WORK TO DO
Render every line of the data as one string in a JSON list, skipping blank lines.

— start GIVEN ENTRIES —

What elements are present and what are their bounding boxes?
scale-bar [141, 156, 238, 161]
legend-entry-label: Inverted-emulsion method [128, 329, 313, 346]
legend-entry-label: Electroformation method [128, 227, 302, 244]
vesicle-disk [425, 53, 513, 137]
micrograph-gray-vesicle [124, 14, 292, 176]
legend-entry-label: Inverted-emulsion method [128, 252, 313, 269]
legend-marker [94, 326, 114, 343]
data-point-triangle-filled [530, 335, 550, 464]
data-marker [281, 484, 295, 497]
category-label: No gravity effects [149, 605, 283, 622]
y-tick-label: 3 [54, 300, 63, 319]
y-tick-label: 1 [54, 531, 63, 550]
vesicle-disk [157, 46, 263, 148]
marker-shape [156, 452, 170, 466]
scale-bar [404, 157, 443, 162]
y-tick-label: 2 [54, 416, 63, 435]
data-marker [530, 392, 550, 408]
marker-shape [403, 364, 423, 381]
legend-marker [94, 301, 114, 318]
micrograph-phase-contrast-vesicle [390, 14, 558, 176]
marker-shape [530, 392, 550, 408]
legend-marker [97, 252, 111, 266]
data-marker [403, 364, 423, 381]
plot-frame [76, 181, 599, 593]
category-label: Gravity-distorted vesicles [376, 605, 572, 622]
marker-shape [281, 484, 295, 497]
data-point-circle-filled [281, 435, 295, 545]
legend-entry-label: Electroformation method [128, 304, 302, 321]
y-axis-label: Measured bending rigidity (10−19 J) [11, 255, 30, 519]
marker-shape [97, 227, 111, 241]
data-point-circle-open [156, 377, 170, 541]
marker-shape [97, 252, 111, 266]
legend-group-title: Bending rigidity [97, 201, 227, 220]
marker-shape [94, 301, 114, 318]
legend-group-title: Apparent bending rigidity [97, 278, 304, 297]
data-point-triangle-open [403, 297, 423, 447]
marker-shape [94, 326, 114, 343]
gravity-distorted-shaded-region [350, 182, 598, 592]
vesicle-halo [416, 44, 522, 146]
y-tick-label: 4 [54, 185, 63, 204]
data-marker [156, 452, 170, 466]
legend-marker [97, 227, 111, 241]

— end GIVEN ENTRIES —

COMPLETED EXERCISE
[
  "What elements are present and what are their bounding boxes?",
  "scale-bar [141, 156, 238, 161]",
  "legend-entry-label: Inverted-emulsion method [128, 329, 313, 346]",
  "legend-entry-label: Electroformation method [128, 227, 302, 244]",
  "vesicle-disk [425, 53, 513, 137]",
  "micrograph-gray-vesicle [124, 14, 292, 176]",
  "legend-entry-label: Inverted-emulsion method [128, 252, 313, 269]",
  "legend-marker [94, 326, 114, 343]",
  "data-point-triangle-filled [530, 335, 550, 464]",
  "data-marker [281, 484, 295, 497]",
  "category-label: No gravity effects [149, 605, 283, 622]",
  "y-tick-label: 3 [54, 300, 63, 319]",
  "y-tick-label: 1 [54, 531, 63, 550]",
  "vesicle-disk [157, 46, 263, 148]",
  "marker-shape [156, 452, 170, 466]",
  "scale-bar [404, 157, 443, 162]",
  "y-tick-label: 2 [54, 416, 63, 435]",
  "data-marker [530, 392, 550, 408]",
  "marker-shape [403, 364, 423, 381]",
  "legend-marker [94, 301, 114, 318]",
  "micrograph-phase-contrast-vesicle [390, 14, 558, 176]",
  "marker-shape [530, 392, 550, 408]",
  "legend-marker [97, 252, 111, 266]",
  "data-marker [403, 364, 423, 381]",
  "plot-frame [76, 181, 599, 593]",
  "category-label: Gravity-distorted vesicles [376, 605, 572, 622]",
  "marker-shape [281, 484, 295, 497]",
  "data-point-circle-filled [281, 435, 295, 545]",
  "legend-entry-label: Electroformation method [128, 304, 302, 321]",
  "y-axis-label: Measured bending rigidity (10−19 J) [11, 255, 30, 519]",
  "marker-shape [97, 227, 111, 241]",
  "data-point-circle-open [156, 377, 170, 541]",
  "marker-shape [97, 252, 111, 266]",
  "legend-group-title: Bending rigidity [97, 201, 227, 220]",
  "marker-shape [94, 301, 114, 318]",
  "legend-group-title: Apparent bending rigidity [97, 278, 304, 297]",
  "data-point-triangle-open [403, 297, 423, 447]",
  "marker-shape [94, 326, 114, 343]",
  "gravity-distorted-shaded-region [350, 182, 598, 592]",
  "vesicle-halo [416, 44, 522, 146]",
  "y-tick-label: 4 [54, 185, 63, 204]",
  "data-marker [156, 452, 170, 466]",
  "legend-marker [97, 227, 111, 241]"
]